• [INSTRUCTION] Locate all lines in the data below that hold "Transporte" and show them.

Dataset items
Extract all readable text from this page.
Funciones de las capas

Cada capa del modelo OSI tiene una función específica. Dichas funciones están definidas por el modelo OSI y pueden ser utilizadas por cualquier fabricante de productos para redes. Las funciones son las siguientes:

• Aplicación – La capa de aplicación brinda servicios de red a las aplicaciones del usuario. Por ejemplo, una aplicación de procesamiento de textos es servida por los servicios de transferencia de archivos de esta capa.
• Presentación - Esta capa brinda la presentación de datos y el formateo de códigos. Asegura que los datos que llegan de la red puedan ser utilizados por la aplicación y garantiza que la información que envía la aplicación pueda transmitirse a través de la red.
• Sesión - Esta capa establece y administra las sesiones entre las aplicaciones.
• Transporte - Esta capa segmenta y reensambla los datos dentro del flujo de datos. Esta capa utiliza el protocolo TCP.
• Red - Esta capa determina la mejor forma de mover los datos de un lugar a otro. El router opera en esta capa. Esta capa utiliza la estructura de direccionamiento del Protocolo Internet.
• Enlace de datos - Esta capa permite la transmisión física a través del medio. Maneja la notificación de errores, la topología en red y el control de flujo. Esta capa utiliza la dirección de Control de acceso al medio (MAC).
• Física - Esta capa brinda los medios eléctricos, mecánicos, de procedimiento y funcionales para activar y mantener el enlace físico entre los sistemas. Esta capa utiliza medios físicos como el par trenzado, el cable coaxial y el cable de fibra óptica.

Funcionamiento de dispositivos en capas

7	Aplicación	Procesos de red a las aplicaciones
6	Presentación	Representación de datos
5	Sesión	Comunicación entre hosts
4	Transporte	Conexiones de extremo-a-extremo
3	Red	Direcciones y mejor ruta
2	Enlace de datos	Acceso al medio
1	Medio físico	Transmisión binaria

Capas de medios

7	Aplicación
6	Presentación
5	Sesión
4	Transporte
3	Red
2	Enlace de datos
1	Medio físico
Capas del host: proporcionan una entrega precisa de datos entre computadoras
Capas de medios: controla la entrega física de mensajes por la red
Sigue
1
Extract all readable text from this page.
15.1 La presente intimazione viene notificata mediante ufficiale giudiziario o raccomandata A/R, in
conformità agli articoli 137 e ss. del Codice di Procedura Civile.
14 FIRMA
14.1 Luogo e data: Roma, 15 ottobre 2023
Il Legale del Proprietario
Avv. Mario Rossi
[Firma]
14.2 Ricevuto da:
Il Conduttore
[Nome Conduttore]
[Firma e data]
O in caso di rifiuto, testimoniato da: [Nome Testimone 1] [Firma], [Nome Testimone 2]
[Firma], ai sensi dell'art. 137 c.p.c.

• [TASK ANSWER]
• Transporte - Esta capa segmenta y reensambla los datos dentro del flujo de datos. Esta capa utiliza el protocolo TCP.
4	Transporte	Conexiones de extremo-a-extremo
4	Transporte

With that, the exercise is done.